**Provided entries:**

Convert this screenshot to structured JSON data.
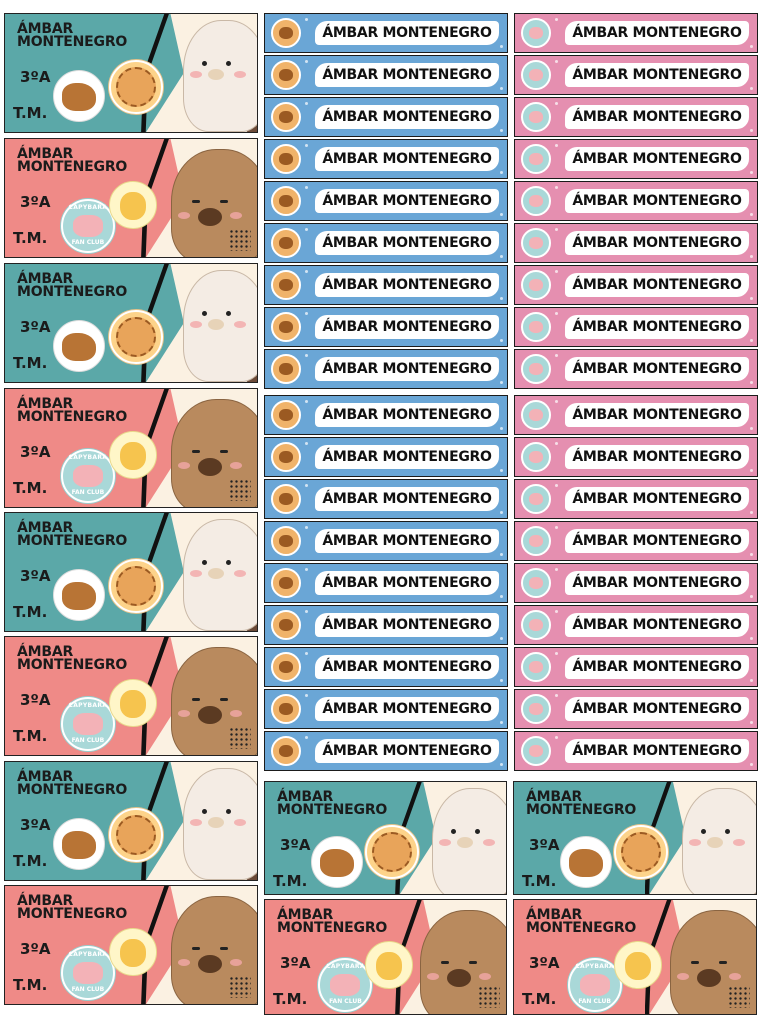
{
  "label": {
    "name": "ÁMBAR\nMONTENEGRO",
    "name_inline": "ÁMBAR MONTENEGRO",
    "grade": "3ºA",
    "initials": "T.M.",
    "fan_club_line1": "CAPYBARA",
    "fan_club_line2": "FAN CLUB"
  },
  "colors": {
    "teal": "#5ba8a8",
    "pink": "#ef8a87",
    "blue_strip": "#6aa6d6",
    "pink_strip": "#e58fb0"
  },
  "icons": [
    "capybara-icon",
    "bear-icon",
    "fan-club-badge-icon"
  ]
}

==

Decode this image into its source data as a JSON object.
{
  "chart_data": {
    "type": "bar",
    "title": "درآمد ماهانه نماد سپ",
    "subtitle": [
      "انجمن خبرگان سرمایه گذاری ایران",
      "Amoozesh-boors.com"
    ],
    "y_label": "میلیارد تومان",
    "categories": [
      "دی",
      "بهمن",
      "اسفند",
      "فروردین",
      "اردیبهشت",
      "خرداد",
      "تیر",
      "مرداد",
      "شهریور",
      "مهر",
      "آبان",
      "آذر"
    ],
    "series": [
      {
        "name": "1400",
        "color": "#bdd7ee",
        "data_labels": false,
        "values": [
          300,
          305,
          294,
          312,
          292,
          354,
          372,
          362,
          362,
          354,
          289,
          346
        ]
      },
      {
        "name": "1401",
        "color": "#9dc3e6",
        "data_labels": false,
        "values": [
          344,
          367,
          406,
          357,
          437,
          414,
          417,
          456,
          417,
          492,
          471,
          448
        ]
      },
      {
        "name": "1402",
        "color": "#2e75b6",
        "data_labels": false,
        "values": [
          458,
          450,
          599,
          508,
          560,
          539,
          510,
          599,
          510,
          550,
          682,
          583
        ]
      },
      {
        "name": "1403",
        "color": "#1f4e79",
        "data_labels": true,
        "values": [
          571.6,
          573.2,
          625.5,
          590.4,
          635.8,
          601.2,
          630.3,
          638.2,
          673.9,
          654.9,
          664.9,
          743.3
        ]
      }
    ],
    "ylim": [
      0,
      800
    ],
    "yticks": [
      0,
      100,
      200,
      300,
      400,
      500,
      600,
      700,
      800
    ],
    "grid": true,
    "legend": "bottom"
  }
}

**Exercise objective:** Look through the entries and return every line where "JSON" appears.

**Complete answer:**
Convert this screenshot to structured JSON data.
Decode this image into its source data as a JSON object.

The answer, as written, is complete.